═══ DATA TO PROCESS

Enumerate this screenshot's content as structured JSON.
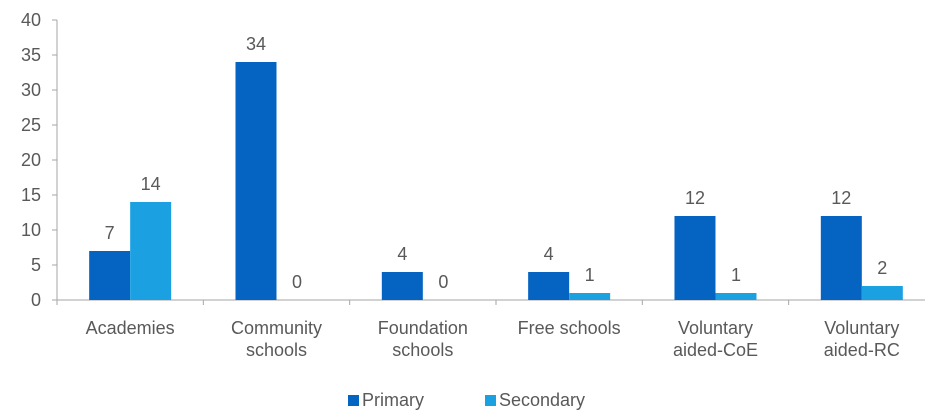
{
  "chart_data": {
    "type": "bar",
    "title": "",
    "xlabel": "",
    "ylabel": "",
    "ylim": [
      0,
      40
    ],
    "yticks": [
      0,
      5,
      10,
      15,
      20,
      25,
      30,
      35,
      40
    ],
    "grid": false,
    "legend_position": "bottom",
    "categories": [
      [
        "Academies"
      ],
      [
        "Community",
        "schools"
      ],
      [
        "Foundation",
        "schools"
      ],
      [
        "Free schools"
      ],
      [
        "Voluntary",
        "aided-CoE"
      ],
      [
        "Voluntary",
        "aided-RC"
      ]
    ],
    "series": [
      {
        "name": "Primary",
        "color": "#0563C1",
        "values": [
          7,
          34,
          4,
          4,
          12,
          12
        ]
      },
      {
        "name": "Secondary",
        "color": "#1BA1E2",
        "values": [
          14,
          0,
          0,
          1,
          1,
          2
        ]
      }
    ]
  }
}
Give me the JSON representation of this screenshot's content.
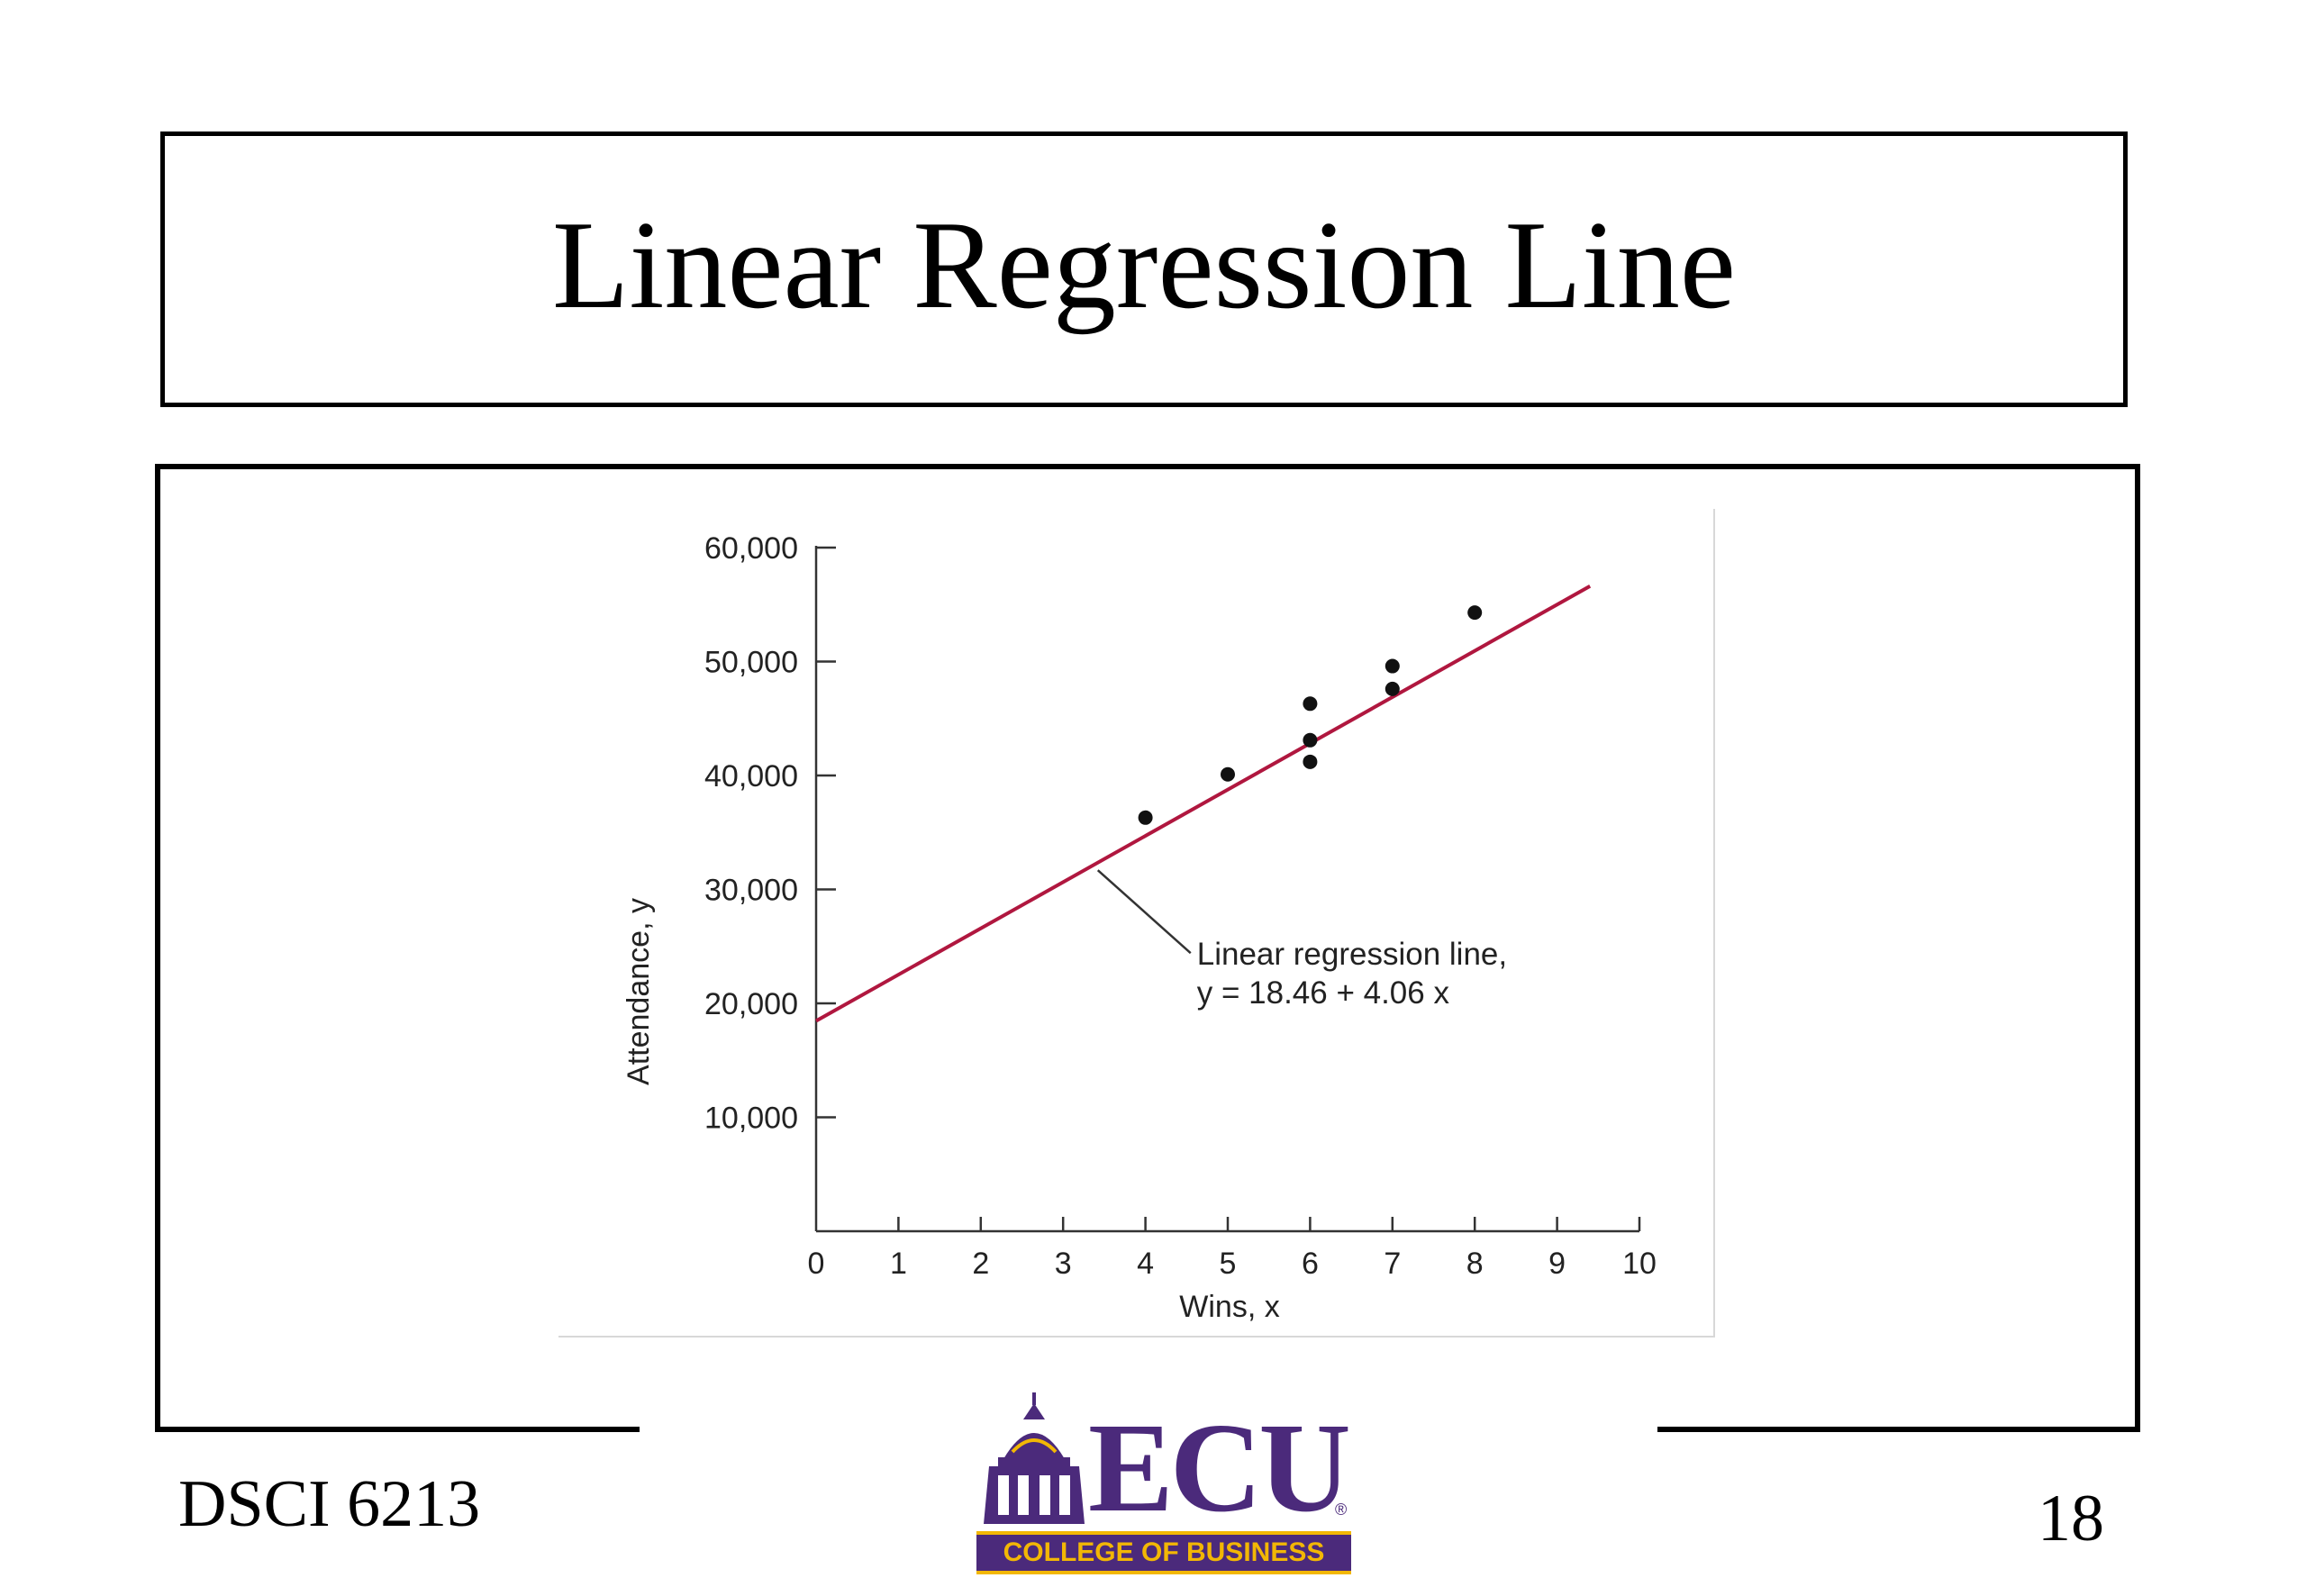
{
  "slide": {
    "title": "Linear Regression Line",
    "course": "DSCI 6213",
    "page_number": "18"
  },
  "logo": {
    "wordmark": "ECU",
    "registered": "®",
    "subtitle": "COLLEGE OF BUSINESS",
    "colors": {
      "purple": "#4b2a7b",
      "gold": "#f2b705"
    }
  },
  "chart_data": {
    "type": "scatter",
    "xlabel": "Wins, x",
    "ylabel": "Attendance, y",
    "xlim": [
      0,
      10
    ],
    "ylim": [
      0,
      60000
    ],
    "x_ticks": [
      0,
      1,
      2,
      3,
      4,
      5,
      6,
      7,
      8,
      9,
      10
    ],
    "x_tick_labels": [
      "0",
      "1",
      "2",
      "3",
      "4",
      "5",
      "6",
      "7",
      "8",
      "9",
      "10"
    ],
    "y_ticks": [
      10000,
      20000,
      30000,
      40000,
      50000,
      60000
    ],
    "y_tick_labels": [
      "10,000",
      "20,000",
      "30,000",
      "40,000",
      "50,000",
      "60,000"
    ],
    "grid": false,
    "points": [
      {
        "x": 4,
        "y": 36300
      },
      {
        "x": 5,
        "y": 40100
      },
      {
        "x": 6,
        "y": 41200
      },
      {
        "x": 6,
        "y": 43100
      },
      {
        "x": 6,
        "y": 46300
      },
      {
        "x": 7,
        "y": 47600
      },
      {
        "x": 7,
        "y": 49600
      },
      {
        "x": 8,
        "y": 54300
      }
    ],
    "regression": {
      "intercept": 18460,
      "slope": 4060,
      "x_range": [
        0,
        9.4
      ],
      "color": "#b0173f"
    },
    "annotation": {
      "line1": "Linear regression line,",
      "line2": "y = 18.46 + 4.06 x",
      "anchor_x": 3.4,
      "anchor_y": 32000
    }
  }
}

══════

Copy out every line from the data above that has "Linear" in it.

    "title": "Linear Regression Line",
      "line1": "Linear regression line,",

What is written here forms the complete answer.